Problem details:
Copy out lines with the word "validation" from the material that follows.

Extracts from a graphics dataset
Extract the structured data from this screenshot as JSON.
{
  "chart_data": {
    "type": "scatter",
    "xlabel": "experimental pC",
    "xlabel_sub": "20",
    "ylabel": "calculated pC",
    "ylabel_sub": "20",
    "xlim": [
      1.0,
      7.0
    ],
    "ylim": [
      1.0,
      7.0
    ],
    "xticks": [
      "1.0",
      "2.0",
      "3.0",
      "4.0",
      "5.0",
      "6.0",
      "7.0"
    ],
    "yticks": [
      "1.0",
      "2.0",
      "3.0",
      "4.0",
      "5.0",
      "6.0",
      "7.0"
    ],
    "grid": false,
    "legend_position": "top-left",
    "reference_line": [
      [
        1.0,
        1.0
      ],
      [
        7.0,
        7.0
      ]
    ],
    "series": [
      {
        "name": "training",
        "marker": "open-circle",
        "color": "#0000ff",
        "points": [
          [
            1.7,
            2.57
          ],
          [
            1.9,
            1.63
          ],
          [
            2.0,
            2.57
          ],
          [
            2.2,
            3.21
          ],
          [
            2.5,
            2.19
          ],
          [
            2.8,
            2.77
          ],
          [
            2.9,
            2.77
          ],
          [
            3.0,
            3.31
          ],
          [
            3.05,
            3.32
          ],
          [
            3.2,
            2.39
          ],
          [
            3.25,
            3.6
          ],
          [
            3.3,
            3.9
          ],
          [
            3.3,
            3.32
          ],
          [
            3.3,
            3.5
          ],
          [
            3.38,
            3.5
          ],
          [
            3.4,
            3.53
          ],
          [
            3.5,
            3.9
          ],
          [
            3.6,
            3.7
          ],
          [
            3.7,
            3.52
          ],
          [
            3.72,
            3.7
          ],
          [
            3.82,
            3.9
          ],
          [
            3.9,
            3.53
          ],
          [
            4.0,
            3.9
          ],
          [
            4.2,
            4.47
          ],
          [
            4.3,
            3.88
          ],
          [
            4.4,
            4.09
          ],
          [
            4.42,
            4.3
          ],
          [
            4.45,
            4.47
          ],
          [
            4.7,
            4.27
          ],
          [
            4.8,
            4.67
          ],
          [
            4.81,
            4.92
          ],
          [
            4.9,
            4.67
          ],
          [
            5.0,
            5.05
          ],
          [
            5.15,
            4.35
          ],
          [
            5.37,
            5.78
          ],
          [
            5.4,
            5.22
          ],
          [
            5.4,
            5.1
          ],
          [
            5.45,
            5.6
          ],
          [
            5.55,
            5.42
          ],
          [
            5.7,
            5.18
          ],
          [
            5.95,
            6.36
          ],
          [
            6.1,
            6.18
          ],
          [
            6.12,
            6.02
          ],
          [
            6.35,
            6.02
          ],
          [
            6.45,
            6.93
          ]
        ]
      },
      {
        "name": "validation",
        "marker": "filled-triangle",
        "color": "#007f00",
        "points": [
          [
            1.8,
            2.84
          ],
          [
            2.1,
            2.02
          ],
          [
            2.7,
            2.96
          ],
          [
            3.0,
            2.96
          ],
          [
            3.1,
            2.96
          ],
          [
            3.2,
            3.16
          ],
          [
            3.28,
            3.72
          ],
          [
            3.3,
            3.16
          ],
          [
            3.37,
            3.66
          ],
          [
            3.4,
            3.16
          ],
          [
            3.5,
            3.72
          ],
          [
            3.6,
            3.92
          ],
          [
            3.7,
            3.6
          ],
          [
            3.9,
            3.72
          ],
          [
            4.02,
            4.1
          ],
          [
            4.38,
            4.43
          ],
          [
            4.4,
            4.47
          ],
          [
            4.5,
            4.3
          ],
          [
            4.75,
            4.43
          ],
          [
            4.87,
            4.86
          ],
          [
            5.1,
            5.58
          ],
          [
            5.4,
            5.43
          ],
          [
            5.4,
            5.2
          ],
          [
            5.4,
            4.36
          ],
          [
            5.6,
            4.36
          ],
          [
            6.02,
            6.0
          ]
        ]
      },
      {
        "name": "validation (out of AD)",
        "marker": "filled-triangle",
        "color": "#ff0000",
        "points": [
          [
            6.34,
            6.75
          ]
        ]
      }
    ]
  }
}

Answer to this task:
        "name": "validation",
        "name": "validation (out of AD)",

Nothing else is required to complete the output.